[start of Dataset entries]

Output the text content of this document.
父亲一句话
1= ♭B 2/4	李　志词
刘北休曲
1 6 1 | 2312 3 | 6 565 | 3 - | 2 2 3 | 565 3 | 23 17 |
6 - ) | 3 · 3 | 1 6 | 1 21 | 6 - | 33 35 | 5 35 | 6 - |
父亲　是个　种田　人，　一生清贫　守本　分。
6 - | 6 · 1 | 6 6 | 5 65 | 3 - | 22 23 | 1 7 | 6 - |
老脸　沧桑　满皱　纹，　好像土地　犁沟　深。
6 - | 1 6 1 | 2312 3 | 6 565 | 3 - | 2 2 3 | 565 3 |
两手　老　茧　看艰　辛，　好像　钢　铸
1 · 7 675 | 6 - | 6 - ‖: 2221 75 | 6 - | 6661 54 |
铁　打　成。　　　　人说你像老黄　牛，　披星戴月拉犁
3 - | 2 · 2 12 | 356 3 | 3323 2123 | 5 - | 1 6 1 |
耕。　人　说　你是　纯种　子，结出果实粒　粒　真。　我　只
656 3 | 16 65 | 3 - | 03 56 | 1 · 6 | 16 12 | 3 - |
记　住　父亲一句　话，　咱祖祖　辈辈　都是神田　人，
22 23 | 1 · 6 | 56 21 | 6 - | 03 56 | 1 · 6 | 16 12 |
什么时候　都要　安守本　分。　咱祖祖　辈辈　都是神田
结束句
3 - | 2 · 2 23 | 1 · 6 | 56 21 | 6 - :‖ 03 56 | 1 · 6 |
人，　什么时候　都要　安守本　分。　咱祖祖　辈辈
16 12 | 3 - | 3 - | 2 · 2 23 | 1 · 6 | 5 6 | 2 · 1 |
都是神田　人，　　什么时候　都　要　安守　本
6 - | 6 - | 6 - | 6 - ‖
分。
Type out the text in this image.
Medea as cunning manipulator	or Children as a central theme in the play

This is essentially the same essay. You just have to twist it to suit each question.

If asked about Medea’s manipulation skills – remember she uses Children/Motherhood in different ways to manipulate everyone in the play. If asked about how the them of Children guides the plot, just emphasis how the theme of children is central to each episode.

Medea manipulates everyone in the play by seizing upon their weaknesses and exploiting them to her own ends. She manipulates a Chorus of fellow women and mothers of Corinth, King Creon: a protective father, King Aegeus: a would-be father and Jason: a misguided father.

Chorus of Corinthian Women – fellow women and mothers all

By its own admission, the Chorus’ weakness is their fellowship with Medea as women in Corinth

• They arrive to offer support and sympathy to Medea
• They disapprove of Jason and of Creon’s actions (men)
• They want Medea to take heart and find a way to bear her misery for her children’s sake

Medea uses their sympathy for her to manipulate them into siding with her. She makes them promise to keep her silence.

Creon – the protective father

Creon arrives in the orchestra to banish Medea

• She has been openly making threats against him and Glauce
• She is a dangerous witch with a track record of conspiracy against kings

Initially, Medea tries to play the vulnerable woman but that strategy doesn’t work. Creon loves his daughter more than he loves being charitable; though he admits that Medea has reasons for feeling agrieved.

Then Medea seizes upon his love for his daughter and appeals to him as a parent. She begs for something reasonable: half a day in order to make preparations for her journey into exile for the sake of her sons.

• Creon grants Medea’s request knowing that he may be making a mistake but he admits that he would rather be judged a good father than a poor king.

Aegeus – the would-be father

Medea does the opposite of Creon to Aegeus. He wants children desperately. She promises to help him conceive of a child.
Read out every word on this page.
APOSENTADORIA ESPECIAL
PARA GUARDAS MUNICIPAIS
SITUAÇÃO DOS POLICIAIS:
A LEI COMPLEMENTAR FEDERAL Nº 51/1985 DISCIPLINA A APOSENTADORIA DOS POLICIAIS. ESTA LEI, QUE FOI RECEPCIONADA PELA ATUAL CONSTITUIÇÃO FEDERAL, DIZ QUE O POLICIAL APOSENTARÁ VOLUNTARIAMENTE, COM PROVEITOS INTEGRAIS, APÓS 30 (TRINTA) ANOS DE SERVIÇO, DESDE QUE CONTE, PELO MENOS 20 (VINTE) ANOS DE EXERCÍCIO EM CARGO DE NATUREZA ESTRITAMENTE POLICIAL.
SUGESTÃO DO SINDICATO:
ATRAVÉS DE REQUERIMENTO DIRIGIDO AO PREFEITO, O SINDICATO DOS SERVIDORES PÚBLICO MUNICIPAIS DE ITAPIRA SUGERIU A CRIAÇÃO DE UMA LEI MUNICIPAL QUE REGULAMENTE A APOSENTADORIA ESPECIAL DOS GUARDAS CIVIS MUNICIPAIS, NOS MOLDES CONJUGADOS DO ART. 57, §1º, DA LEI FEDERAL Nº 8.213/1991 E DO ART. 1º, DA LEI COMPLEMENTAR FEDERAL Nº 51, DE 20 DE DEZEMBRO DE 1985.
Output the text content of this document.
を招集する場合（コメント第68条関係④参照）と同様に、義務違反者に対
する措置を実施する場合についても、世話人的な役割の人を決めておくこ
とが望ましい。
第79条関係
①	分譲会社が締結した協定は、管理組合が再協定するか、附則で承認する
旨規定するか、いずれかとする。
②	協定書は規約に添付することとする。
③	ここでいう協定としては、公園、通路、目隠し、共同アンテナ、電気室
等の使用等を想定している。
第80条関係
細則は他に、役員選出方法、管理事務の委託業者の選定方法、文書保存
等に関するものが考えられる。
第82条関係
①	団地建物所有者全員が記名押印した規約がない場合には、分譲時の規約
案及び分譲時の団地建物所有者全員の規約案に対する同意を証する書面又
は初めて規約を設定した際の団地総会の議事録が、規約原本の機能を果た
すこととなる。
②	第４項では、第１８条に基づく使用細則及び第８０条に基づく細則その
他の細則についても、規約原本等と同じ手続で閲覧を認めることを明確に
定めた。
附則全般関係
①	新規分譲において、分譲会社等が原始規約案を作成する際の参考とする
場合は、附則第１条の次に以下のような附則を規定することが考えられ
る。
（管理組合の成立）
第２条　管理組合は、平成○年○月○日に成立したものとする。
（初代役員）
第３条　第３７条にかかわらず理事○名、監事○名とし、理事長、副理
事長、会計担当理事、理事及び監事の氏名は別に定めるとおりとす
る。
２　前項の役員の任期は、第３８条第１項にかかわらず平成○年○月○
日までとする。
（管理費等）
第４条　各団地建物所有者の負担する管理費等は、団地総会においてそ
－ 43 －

[end of Dataset entries]

> Work to be completed: Every entry must be output again, exactly as written above.

> Complete response:
Output the text content of this document.
父亲一句话
1= ♭B 2/4	李　志词
刘北休曲
1 6 1 | 2312 3 | 6 565 | 3 - | 2 2 3 | 565 3 | 23 17 |
6 - ) | 3 · 3 | 1 6 | 1 21 | 6 - | 33 35 | 5 35 | 6 - |
父亲　是个　种田　人，　一生清贫　守本　分。
6 - | 6 · 1 | 6 6 | 5 65 | 3 - | 22 23 | 1 7 | 6 - |
老脸　沧桑　满皱　纹，　好像土地　犁沟　深。
6 - | 1 6 1 | 2312 3 | 6 565 | 3 - | 2 2 3 | 565 3 |
两手　老　茧　看艰　辛，　好像　钢　铸
1 · 7 675 | 6 - | 6 - ‖: 2221 75 | 6 - | 6661 54 |
铁　打　成。　　　　人说你像老黄　牛，　披星戴月拉犁
3 - | 2 · 2 12 | 356 3 | 3323 2123 | 5 - | 1 6 1 |
耕。　人　说　你是　纯种　子，结出果实粒　粒　真。　我　只
656 3 | 16 65 | 3 - | 03 56 | 1 · 6 | 16 12 | 3 - |
记　住　父亲一句　话，　咱祖祖　辈辈　都是神田　人，
22 23 | 1 · 6 | 56 21 | 6 - | 03 56 | 1 · 6 | 16 12 |
什么时候　都要　安守本　分。　咱祖祖　辈辈　都是神田
结束句
3 - | 2 · 2 23 | 1 · 6 | 56 21 | 6 - :‖ 03 56 | 1 · 6 |
人，　什么时候　都要　安守本　分。　咱祖祖　辈辈
16 12 | 3 - | 3 - | 2 · 2 23 | 1 · 6 | 5 6 | 2 · 1 |
都是神田　人，　　什么时候　都　要　安守　本
6 - | 6 - | 6 - | 6 - ‖
分。
Type out the text in this image.
Medea as cunning manipulator	or Children as a central theme in the play

This is essentially the same essay. You just have to twist it to suit each question.

If asked about Medea’s manipulation skills – remember she uses Children/Motherhood in different ways to manipulate everyone in the play. If asked about how the them of Children guides the plot, just emphasis how the theme of children is central to each episode.

Medea manipulates everyone in the play by seizing upon their weaknesses and exploiting them to her own ends. She manipulates a Chorus of fellow women and mothers of Corinth, King Creon: a protective father, King Aegeus: a would-be father and Jason: a misguided father.

Chorus of Corinthian Women – fellow women and mothers all

By its own admission, the Chorus’ weakness is their fellowship with Medea as women in Corinth

• They arrive to offer support and sympathy to Medea
• They disapprove of Jason and of Creon’s actions (men)
• They want Medea to take heart and find a way to bear her misery for her children’s sake

Medea uses their sympathy for her to manipulate them into siding with her. She makes them promise to keep her silence.

Creon – the protective father

Creon arrives in the orchestra to banish Medea

• She has been openly making threats against him and Glauce
• She is a dangerous witch with a track record of conspiracy against kings

Initially, Medea tries to play the vulnerable woman but that strategy doesn’t work. Creon loves his daughter more than he loves being charitable; though he admits that Medea has reasons for feeling agrieved.

Then Medea seizes upon his love for his daughter and appeals to him as a parent. She begs for something reasonable: half a day in order to make preparations for her journey into exile for the sake of her sons.

• Creon grants Medea’s request knowing that he may be making a mistake but he admits that he would rather be judged a good father than a poor king.

Aegeus – the would-be father

Medea does the opposite of Creon to Aegeus. He wants children desperately. She promises to help him conceive of a child.
Read out every word on this page.
APOSENTADORIA ESPECIAL
PARA GUARDAS MUNICIPAIS
SITUAÇÃO DOS POLICIAIS:
A LEI COMPLEMENTAR FEDERAL Nº 51/1985 DISCIPLINA A APOSENTADORIA DOS POLICIAIS. ESTA LEI, QUE FOI RECEPCIONADA PELA ATUAL CONSTITUIÇÃO FEDERAL, DIZ QUE O POLICIAL APOSENTARÁ VOLUNTARIAMENTE, COM PROVEITOS INTEGRAIS, APÓS 30 (TRINTA) ANOS DE SERVIÇO, DESDE QUE CONTE, PELO MENOS 20 (VINTE) ANOS DE EXERCÍCIO EM CARGO DE NATUREZA ESTRITAMENTE POLICIAL.
SUGESTÃO DO SINDICATO:
ATRAVÉS DE REQUERIMENTO DIRIGIDO AO PREFEITO, O SINDICATO DOS SERVIDORES PÚBLICO MUNICIPAIS DE ITAPIRA SUGERIU A CRIAÇÃO DE UMA LEI MUNICIPAL QUE REGULAMENTE A APOSENTADORIA ESPECIAL DOS GUARDAS CIVIS MUNICIPAIS, NOS MOLDES CONJUGADOS DO ART. 57, §1º, DA LEI FEDERAL Nº 8.213/1991 E DO ART. 1º, DA LEI COMPLEMENTAR FEDERAL Nº 51, DE 20 DE DEZEMBRO DE 1985.
Output the text content of this document.
を招集する場合（コメント第68条関係④参照）と同様に、義務違反者に対
する措置を実施する場合についても、世話人的な役割の人を決めておくこ
とが望ましい。
第79条関係
①	分譲会社が締結した協定は、管理組合が再協定するか、附則で承認する
旨規定するか、いずれかとする。
②	協定書は規約に添付することとする。
③	ここでいう協定としては、公園、通路、目隠し、共同アンテナ、電気室
等の使用等を想定している。
第80条関係
細則は他に、役員選出方法、管理事務の委託業者の選定方法、文書保存
等に関するものが考えられる。
第82条関係
①	団地建物所有者全員が記名押印した規約がない場合には、分譲時の規約
案及び分譲時の団地建物所有者全員の規約案に対する同意を証する書面又
は初めて規約を設定した際の団地総会の議事録が、規約原本の機能を果た
すこととなる。
②	第４項では、第１８条に基づく使用細則及び第８０条に基づく細則その
他の細則についても、規約原本等と同じ手続で閲覧を認めることを明確に
定めた。
附則全般関係
①	新規分譲において、分譲会社等が原始規約案を作成する際の参考とする
場合は、附則第１条の次に以下のような附則を規定することが考えられ
る。
（管理組合の成立）
第２条　管理組合は、平成○年○月○日に成立したものとする。
（初代役員）
第３条　第３７条にかかわらず理事○名、監事○名とし、理事長、副理
事長、会計担当理事、理事及び監事の氏名は別に定めるとおりとす
る。
２　前項の役員の任期は、第３８条第１項にかかわらず平成○年○月○
日までとする。
（管理費等）
第４条　各団地建物所有者の負担する管理費等は、団地総会においてそ
－ 43 －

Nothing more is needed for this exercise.